[Materials provided start]
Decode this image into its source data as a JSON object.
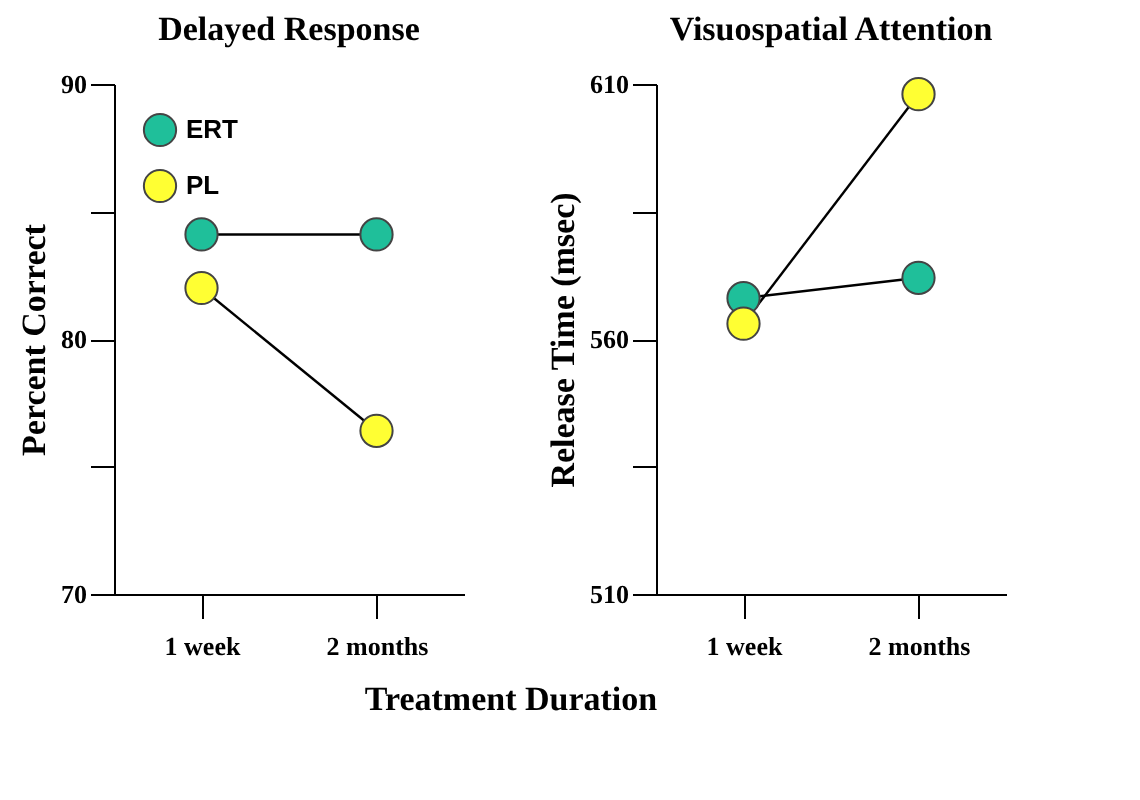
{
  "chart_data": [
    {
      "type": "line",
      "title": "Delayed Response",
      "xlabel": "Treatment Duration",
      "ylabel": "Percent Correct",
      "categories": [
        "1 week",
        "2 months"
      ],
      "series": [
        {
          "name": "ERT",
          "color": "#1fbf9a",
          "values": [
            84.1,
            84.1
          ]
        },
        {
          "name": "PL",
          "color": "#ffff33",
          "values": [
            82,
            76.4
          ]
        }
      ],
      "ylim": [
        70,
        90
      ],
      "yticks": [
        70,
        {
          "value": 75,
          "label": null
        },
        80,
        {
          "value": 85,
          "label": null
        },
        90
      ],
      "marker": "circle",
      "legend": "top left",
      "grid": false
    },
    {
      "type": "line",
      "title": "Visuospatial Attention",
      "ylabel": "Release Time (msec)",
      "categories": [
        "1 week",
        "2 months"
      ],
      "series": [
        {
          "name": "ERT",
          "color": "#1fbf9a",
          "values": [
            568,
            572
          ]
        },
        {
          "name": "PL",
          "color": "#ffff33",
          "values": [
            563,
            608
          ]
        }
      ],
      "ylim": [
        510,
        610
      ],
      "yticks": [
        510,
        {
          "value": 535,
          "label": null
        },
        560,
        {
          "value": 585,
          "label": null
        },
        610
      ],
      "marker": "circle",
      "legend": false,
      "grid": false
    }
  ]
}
[Materials provided end]
▶ _Task statement_: Transcribe the records word for word and include no pictures.

▶ _Written solution_:
Decode this image into its source data as a JSON object.
{
  "chart_data": [
    {
      "type": "line",
      "title": "Delayed Response",
      "xlabel": "Treatment Duration",
      "ylabel": "Percent Correct",
      "categories": [
        "1 week",
        "2 months"
      ],
      "series": [
        {
          "name": "ERT",
          "color": "#1fbf9a",
          "values": [
            84.1,
            84.1
          ]
        },
        {
          "name": "PL",
          "color": "#ffff33",
          "values": [
            82,
            76.4
          ]
        }
      ],
      "ylim": [
        70,
        90
      ],
      "yticks": [
        70,
        {
          "value": 75,
          "label": null
        },
        80,
        {
          "value": 85,
          "label": null
        },
        90
      ],
      "marker": "circle",
      "legend": "top left",
      "grid": false
    },
    {
      "type": "line",
      "title": "Visuospatial Attention",
      "ylabel": "Release Time (msec)",
      "categories": [
        "1 week",
        "2 months"
      ],
      "series": [
        {
          "name": "ERT",
          "color": "#1fbf9a",
          "values": [
            568,
            572
          ]
        },
        {
          "name": "PL",
          "color": "#ffff33",
          "values": [
            563,
            608
          ]
        }
      ],
      "ylim": [
        510,
        610
      ],
      "yticks": [
        510,
        {
          "value": 535,
          "label": null
        },
        560,
        {
          "value": 585,
          "label": null
        },
        610
      ],
      "marker": "circle",
      "legend": false,
      "grid": false
    }
  ]
}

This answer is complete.